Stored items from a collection
/---
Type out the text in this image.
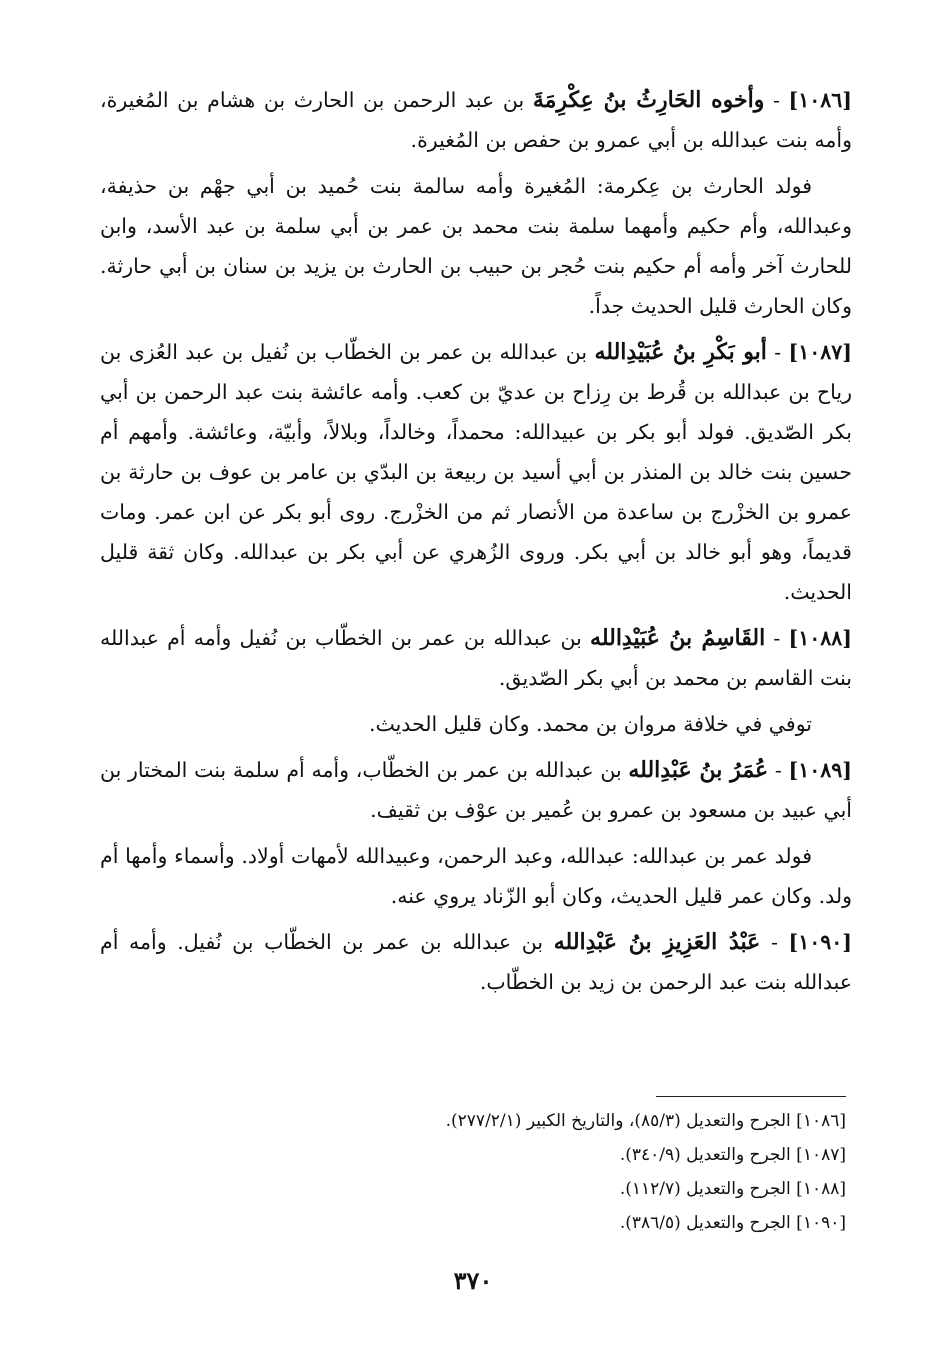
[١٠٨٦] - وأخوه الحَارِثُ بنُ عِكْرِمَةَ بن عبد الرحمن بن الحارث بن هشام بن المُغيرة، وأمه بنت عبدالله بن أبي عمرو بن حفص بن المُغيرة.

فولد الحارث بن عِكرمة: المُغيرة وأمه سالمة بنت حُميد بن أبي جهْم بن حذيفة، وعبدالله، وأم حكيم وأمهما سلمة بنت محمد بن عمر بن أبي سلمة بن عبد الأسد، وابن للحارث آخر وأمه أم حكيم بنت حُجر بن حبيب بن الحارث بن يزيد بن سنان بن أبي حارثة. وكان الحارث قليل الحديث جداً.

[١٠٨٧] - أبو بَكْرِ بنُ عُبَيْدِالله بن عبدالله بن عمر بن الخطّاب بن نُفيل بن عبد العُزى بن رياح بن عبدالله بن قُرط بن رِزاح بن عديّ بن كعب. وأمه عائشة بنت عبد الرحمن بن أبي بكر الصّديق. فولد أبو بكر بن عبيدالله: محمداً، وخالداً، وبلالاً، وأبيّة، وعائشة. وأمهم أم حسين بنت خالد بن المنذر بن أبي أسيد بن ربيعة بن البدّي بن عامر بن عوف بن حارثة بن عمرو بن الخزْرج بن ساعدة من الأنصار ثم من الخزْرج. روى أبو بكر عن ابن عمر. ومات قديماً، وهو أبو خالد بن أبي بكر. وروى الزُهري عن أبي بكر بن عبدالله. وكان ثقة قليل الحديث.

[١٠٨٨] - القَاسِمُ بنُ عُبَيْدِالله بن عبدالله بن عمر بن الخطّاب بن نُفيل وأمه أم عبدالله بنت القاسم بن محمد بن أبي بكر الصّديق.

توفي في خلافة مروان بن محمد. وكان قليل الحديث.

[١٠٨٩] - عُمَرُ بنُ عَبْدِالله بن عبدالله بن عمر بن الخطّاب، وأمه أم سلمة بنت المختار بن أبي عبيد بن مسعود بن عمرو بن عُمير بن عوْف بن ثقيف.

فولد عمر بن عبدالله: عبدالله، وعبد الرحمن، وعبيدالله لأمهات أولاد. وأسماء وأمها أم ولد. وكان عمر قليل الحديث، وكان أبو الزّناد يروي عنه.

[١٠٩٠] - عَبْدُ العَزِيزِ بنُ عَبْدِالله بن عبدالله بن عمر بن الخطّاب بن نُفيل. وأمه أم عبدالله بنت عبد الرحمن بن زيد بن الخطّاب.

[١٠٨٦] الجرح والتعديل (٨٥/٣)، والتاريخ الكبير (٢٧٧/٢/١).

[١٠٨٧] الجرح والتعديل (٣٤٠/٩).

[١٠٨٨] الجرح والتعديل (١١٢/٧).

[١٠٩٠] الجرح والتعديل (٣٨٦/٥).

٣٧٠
\---
/---
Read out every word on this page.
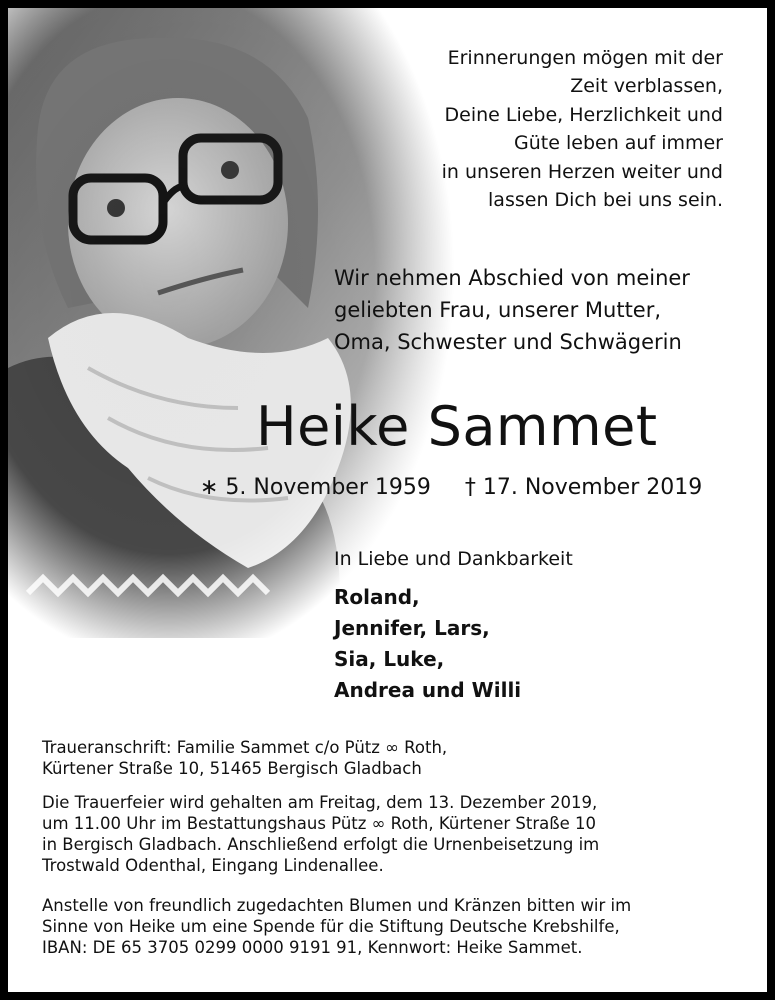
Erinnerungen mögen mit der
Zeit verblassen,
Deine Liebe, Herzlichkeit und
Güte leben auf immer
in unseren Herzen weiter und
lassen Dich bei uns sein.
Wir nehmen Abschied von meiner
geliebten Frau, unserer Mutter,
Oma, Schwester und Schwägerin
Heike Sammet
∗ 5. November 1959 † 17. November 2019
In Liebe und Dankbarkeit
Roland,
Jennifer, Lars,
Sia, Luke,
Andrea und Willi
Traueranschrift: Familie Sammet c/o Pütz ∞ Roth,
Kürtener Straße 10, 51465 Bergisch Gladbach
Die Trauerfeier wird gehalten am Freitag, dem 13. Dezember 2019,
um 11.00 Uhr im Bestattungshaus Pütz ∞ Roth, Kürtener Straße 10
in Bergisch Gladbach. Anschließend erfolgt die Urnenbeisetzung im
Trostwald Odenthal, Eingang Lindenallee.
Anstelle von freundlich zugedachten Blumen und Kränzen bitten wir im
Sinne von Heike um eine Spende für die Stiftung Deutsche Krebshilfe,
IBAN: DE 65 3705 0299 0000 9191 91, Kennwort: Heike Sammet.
\---
• WRITTEN TASK
In the records above, locate the lines holding the word "Roth". Copy each of them.

• OUTPUT OF THE EXERCISE
Traueranschrift: Familie Sammet c/o Pütz ∞ Roth,
um 11.00 Uhr im Bestattungshaus Pütz ∞ Roth, Kürtener Straße 10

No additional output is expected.